## What to work on
Look below. Copy each line that has "的读书笔记" in it.

## Record list
- - -

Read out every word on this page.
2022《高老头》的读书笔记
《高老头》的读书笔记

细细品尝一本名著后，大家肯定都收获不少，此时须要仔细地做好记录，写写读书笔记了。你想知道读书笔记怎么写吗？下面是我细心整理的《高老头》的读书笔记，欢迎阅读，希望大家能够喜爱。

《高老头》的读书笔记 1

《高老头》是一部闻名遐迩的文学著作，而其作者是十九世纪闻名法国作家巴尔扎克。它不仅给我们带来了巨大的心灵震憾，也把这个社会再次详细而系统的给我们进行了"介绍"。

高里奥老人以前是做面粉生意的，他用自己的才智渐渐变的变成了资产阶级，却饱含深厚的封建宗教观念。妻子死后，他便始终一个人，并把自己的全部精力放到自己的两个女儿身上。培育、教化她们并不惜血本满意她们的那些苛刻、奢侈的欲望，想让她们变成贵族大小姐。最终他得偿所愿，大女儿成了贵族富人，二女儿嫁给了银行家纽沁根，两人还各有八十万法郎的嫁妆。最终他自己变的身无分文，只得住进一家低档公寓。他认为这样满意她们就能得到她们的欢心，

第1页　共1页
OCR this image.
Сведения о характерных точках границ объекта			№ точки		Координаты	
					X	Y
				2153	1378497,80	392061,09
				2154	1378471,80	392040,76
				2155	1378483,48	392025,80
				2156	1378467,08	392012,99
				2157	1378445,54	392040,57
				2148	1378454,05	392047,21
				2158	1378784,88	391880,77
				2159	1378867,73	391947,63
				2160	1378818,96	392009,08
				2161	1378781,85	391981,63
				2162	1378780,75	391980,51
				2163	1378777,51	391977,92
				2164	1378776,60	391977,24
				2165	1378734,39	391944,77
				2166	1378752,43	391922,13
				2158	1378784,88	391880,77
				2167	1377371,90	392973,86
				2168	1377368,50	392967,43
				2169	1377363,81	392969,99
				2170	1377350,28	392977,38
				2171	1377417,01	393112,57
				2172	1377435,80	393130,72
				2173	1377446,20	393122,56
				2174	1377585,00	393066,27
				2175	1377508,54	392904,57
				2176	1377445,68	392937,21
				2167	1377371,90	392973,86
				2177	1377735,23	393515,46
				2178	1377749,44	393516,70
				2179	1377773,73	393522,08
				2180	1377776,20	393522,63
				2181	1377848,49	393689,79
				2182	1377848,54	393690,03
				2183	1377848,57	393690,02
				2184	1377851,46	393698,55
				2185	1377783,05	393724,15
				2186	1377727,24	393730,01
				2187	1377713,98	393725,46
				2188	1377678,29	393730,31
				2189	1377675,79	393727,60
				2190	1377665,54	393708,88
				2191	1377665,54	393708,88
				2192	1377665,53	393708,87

- - -

## Solution for this exercise
2022《高老头》的读书笔记
《高老头》的读书笔记
细细品尝一本名著后，大家肯定都收获不少，此时须要仔细地做好记录，写写读书笔记了。你想知道读书笔记怎么写吗？下面是我细心整理的《高老头》的读书笔记，欢迎阅读，希望大家能够喜爱。
《高老头》的读书笔记 1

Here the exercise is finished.